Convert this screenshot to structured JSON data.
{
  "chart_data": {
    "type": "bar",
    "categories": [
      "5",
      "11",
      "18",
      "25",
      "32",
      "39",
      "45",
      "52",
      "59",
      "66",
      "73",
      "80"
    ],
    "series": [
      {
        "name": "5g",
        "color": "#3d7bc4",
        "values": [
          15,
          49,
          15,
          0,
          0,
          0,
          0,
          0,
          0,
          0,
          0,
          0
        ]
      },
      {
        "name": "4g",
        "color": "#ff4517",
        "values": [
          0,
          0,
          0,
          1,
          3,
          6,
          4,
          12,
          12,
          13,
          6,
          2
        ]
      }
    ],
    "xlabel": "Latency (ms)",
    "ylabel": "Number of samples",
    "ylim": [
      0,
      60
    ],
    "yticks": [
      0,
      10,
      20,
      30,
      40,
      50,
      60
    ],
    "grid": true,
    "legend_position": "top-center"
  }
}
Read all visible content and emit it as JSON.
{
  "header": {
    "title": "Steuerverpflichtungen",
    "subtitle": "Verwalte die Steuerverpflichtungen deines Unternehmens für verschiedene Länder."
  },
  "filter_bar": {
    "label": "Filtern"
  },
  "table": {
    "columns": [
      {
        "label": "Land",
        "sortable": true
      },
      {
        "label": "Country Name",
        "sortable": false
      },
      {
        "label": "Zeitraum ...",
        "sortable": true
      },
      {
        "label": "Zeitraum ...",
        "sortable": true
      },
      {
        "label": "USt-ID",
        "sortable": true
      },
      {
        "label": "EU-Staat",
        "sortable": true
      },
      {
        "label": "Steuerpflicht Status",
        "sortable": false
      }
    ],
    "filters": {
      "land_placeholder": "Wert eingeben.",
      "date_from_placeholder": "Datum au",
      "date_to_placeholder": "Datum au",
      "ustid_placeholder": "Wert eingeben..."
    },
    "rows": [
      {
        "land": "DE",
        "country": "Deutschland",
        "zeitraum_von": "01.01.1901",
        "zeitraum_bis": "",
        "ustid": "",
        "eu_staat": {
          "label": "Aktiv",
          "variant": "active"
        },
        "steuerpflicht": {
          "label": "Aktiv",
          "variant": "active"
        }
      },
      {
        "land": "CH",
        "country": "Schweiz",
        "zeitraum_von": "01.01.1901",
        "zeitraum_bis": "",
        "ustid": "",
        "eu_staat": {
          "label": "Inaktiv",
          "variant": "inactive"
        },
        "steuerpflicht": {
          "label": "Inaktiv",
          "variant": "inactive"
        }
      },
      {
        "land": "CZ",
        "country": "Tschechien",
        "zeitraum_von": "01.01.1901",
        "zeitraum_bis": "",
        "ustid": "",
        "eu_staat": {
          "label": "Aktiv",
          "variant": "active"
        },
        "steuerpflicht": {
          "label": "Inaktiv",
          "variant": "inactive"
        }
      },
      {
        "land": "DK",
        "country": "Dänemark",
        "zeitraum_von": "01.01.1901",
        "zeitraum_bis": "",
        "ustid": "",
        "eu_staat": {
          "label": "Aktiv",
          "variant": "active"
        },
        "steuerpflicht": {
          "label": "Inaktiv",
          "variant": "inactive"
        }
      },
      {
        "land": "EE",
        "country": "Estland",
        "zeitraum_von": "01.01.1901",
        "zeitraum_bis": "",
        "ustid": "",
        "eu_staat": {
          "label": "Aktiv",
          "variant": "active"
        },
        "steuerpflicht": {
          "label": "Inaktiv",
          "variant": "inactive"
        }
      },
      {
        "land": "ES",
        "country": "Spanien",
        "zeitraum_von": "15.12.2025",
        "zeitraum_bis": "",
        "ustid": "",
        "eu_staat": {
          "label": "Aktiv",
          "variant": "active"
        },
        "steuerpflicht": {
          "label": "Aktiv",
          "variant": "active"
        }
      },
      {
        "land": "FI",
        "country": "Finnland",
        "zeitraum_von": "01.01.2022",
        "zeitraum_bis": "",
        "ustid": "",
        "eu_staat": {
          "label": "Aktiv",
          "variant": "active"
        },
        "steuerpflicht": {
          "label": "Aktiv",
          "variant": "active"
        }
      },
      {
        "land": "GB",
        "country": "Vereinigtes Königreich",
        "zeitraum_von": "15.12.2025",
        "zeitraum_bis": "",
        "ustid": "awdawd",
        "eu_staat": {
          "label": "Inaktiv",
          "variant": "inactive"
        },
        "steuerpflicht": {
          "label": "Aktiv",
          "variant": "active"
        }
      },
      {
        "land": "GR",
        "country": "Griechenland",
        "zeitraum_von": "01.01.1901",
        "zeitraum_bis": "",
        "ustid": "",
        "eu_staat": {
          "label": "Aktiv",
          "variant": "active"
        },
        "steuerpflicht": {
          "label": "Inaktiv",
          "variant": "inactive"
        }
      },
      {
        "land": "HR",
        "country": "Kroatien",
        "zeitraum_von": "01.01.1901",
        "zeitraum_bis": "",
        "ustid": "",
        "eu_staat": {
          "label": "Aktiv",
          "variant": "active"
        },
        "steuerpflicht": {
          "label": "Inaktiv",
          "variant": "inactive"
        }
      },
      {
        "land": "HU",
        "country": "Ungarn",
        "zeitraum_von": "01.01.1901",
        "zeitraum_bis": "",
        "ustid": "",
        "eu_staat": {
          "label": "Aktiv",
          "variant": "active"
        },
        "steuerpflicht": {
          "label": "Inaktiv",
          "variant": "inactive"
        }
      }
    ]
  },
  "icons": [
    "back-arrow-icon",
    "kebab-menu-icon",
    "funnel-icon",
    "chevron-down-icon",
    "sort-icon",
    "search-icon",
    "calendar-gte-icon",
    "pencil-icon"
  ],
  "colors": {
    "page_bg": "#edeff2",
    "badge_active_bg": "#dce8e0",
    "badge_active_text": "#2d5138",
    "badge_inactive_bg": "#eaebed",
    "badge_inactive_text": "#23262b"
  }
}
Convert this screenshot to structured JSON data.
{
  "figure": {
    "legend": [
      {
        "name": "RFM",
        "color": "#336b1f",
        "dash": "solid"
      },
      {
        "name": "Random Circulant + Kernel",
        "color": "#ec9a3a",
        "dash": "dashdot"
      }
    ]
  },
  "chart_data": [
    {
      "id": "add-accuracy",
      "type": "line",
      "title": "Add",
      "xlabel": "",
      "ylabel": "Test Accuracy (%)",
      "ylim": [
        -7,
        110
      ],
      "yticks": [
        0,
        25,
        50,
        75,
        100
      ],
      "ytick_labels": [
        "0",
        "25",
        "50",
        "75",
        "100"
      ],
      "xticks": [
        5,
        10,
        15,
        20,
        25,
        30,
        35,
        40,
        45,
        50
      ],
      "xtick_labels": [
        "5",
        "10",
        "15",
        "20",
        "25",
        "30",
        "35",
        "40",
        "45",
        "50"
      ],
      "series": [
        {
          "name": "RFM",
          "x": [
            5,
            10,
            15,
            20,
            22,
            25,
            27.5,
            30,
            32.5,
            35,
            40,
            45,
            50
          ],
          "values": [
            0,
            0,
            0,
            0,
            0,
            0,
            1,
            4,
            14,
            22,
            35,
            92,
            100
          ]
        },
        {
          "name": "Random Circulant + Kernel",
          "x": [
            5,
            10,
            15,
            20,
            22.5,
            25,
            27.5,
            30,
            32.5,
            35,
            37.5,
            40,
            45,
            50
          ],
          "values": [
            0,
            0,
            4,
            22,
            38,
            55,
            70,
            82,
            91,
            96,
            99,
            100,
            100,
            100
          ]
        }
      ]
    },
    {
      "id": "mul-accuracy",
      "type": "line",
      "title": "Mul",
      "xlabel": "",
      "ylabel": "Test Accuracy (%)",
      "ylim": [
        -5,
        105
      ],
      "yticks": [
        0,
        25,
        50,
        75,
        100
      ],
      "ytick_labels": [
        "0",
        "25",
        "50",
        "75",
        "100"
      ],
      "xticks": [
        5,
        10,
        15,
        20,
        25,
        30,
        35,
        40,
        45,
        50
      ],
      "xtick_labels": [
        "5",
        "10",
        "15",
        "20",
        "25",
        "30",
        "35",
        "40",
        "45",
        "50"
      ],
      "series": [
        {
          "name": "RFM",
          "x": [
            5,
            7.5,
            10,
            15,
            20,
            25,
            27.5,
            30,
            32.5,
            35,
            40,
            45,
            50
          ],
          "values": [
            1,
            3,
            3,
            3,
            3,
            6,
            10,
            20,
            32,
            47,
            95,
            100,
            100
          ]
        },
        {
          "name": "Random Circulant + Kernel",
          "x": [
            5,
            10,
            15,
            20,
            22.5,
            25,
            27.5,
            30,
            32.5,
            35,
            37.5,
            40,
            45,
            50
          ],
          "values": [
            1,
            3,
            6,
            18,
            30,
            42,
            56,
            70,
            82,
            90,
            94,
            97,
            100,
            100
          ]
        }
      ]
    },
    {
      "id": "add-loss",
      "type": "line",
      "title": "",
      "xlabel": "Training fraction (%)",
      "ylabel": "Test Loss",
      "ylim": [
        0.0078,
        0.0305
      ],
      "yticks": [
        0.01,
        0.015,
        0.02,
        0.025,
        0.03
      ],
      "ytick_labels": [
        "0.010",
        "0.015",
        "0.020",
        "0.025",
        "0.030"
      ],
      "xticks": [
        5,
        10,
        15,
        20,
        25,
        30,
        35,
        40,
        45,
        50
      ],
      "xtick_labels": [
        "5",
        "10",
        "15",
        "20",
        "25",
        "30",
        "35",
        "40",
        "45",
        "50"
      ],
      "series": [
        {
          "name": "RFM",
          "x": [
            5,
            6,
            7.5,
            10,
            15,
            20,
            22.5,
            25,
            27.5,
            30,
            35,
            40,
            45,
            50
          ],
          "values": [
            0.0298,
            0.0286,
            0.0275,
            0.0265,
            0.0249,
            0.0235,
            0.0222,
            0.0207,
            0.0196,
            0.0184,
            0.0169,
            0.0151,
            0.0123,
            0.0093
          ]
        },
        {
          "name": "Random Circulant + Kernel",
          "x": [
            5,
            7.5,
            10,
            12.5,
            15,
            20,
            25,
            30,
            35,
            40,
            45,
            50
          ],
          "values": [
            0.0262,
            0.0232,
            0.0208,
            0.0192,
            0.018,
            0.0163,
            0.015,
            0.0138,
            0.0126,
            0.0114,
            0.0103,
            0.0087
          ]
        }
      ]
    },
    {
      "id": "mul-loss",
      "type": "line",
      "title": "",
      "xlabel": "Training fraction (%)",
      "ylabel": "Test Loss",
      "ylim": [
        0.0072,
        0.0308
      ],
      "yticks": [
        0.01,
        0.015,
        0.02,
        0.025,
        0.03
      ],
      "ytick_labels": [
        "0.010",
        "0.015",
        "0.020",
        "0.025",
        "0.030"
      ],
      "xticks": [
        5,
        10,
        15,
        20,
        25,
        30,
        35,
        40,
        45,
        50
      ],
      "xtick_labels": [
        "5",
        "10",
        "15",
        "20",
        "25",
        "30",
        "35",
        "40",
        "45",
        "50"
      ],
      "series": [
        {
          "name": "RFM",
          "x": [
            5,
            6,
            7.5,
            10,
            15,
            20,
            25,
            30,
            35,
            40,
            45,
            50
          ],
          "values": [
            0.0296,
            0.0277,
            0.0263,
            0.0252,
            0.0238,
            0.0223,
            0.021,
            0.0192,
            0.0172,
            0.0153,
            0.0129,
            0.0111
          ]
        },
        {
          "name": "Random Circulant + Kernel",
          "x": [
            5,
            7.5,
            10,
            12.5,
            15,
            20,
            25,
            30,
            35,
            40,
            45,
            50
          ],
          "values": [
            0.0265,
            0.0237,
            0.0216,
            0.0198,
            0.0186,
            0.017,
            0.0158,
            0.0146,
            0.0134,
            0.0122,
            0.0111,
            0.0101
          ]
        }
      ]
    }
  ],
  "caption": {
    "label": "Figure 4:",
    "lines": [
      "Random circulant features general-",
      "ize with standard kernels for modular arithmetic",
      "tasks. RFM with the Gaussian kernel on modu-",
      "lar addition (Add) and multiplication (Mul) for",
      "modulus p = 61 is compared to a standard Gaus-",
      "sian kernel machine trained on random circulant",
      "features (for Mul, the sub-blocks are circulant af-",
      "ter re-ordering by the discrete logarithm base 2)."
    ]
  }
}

BRIEF. Extract every line containing the string "standard" from the material.

WRITTEN RESPONSE.
      "ize with standard kernels for modular arithmetic",
      "modulus p = 61 is compared to a standard Gaus-",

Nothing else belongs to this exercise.